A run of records
○ ○ ○ ○ ○

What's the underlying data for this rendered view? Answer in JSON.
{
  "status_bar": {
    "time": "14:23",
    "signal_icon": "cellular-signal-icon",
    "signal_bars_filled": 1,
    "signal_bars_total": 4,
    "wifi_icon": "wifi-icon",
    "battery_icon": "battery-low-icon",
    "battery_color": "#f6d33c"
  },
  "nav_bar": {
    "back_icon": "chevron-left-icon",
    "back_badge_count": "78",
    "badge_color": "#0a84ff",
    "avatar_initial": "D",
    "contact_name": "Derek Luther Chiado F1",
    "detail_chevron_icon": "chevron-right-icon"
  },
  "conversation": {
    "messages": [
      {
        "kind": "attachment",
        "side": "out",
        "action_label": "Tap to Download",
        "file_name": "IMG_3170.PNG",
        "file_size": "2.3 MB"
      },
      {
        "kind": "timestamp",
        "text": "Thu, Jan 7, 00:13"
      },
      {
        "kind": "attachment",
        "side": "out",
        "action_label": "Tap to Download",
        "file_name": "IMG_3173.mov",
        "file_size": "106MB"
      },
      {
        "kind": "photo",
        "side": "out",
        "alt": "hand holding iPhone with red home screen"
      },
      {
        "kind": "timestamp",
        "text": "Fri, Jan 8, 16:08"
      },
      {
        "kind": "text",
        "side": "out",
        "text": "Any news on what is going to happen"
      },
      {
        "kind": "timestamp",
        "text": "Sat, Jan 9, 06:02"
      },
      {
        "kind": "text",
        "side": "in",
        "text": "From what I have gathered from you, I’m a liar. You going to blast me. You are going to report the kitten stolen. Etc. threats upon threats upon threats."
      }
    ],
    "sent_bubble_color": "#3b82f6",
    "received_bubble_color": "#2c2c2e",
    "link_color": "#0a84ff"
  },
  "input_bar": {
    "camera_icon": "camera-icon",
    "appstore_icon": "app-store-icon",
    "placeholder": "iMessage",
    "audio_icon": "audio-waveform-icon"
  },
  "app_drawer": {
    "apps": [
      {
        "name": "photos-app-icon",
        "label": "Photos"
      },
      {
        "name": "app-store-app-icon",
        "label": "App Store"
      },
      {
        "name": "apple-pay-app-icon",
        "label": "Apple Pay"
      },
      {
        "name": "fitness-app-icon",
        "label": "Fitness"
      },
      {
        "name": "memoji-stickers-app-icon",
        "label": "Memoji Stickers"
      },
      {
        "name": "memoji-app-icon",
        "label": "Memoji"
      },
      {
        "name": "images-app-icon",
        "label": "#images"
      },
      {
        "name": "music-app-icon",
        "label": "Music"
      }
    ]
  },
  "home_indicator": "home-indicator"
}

○ ○ ○ ○ ○

Using the records above, find and show each line with the string "home".

        "alt": "hand holding iPhone with red home screen"
  "home_indicator": "home-indicator"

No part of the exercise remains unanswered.